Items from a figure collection
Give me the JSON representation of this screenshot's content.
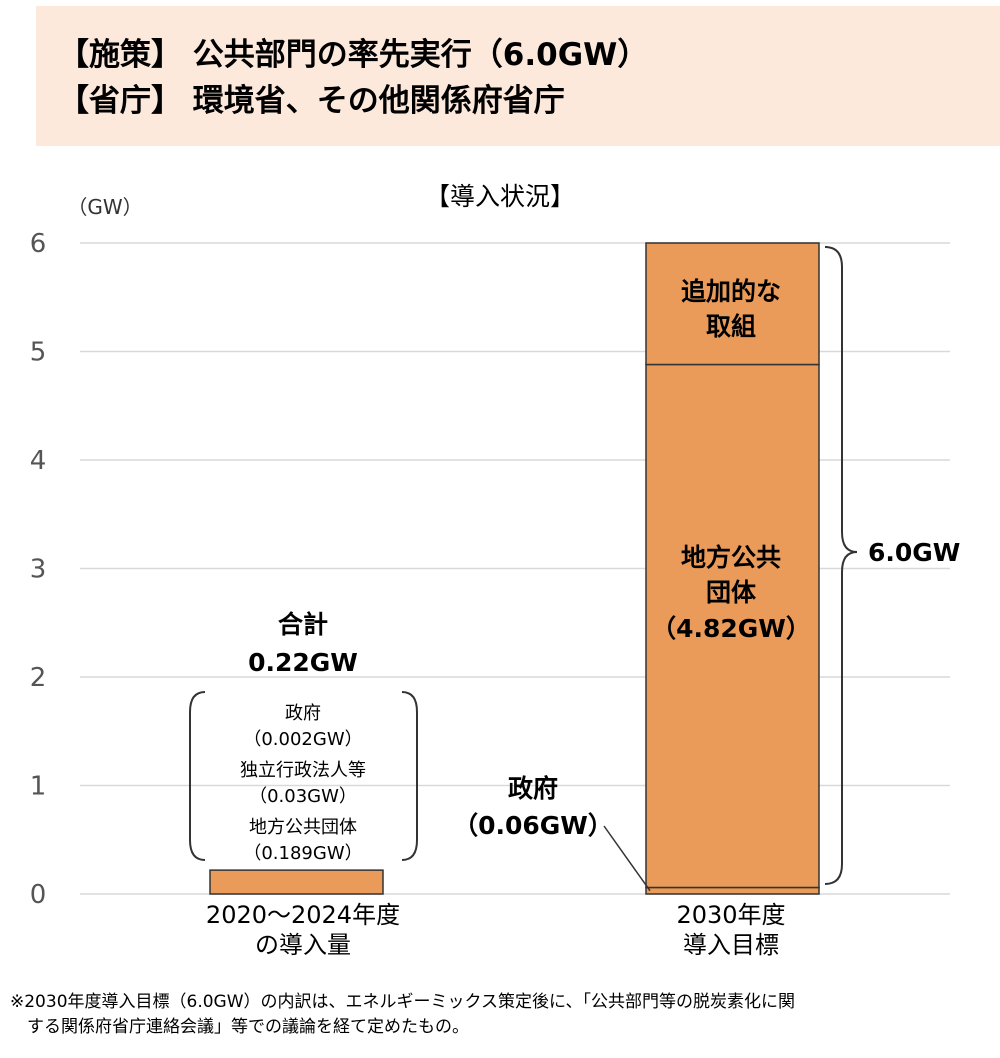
{
  "header": {
    "line1": "【施策】 公共部門の率先実行（6.0GW）",
    "line2": "【省庁】 環境省、その他関係府省庁"
  },
  "chart_data": {
    "type": "bar",
    "title": "【導入状況】",
    "ylabel": "（GW）",
    "ylim": [
      0,
      6
    ],
    "yticks": [
      "0",
      "1",
      "2",
      "3",
      "4",
      "5",
      "6"
    ],
    "grid": true,
    "bar_color": "#eb9b59",
    "categories": [
      {
        "line1": "2020～2024年度",
        "line2": "の導入量"
      },
      {
        "line1": "2030年度",
        "line2": "導入目標"
      }
    ],
    "bar_left": {
      "value": 0.22,
      "total_title": "合計",
      "total_value": "0.22GW",
      "breakdown": [
        {
          "name": "政府",
          "value": "（0.002GW）"
        },
        {
          "name": "独立行政法人等",
          "value": "（0.03GW）"
        },
        {
          "name": "地方公共団体",
          "value": "（0.189GW）"
        }
      ]
    },
    "bar_right": {
      "total": 6.0,
      "total_label": "6.0GW",
      "segments": [
        {
          "value": 0.06,
          "label1": "政府",
          "label2": "（0.06GW）"
        },
        {
          "value": 4.82,
          "label1": "地方公共",
          "label2": "団体",
          "label3": "（4.82GW）"
        },
        {
          "value": 1.12,
          "label1": "追加的な",
          "label2": "取組"
        }
      ]
    }
  },
  "footnote": {
    "line1": "※2030年度導入目標（6.0GW）の内訳は、エネルギーミックス策定後に、「公共部門等の脱炭素化に関",
    "line2": "　する関係府省庁連絡会議」等での議論を経て定めたもの。"
  }
}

SET PROBLEM
All records should be output exactly, with the pictures left out.

WRITTEN RESPONSE
Give me the JSON representation of this screenshot's content.
{
  "header": {
    "line1": "【施策】 公共部門の率先実行（6.0GW）",
    "line2": "【省庁】 環境省、その他関係府省庁"
  },
  "chart_data": {
    "type": "bar",
    "title": "【導入状況】",
    "ylabel": "（GW）",
    "ylim": [
      0,
      6
    ],
    "yticks": [
      "0",
      "1",
      "2",
      "3",
      "4",
      "5",
      "6"
    ],
    "grid": true,
    "bar_color": "#eb9b59",
    "categories": [
      {
        "line1": "2020～2024年度",
        "line2": "の導入量"
      },
      {
        "line1": "2030年度",
        "line2": "導入目標"
      }
    ],
    "bar_left": {
      "value": 0.22,
      "total_title": "合計",
      "total_value": "0.22GW",
      "breakdown": [
        {
          "name": "政府",
          "value": "（0.002GW）"
        },
        {
          "name": "独立行政法人等",
          "value": "（0.03GW）"
        },
        {
          "name": "地方公共団体",
          "value": "（0.189GW）"
        }
      ]
    },
    "bar_right": {
      "total": 6.0,
      "total_label": "6.0GW",
      "segments": [
        {
          "value": 0.06,
          "label1": "政府",
          "label2": "（0.06GW）"
        },
        {
          "value": 4.82,
          "label1": "地方公共",
          "label2": "団体",
          "label3": "（4.82GW）"
        },
        {
          "value": 1.12,
          "label1": "追加的な",
          "label2": "取組"
        }
      ]
    }
  },
  "footnote": {
    "line1": "※2030年度導入目標（6.0GW）の内訳は、エネルギーミックス策定後に、「公共部門等の脱炭素化に関",
    "line2": "　する関係府省庁連絡会議」等での議論を経て定めたもの。"
  }
}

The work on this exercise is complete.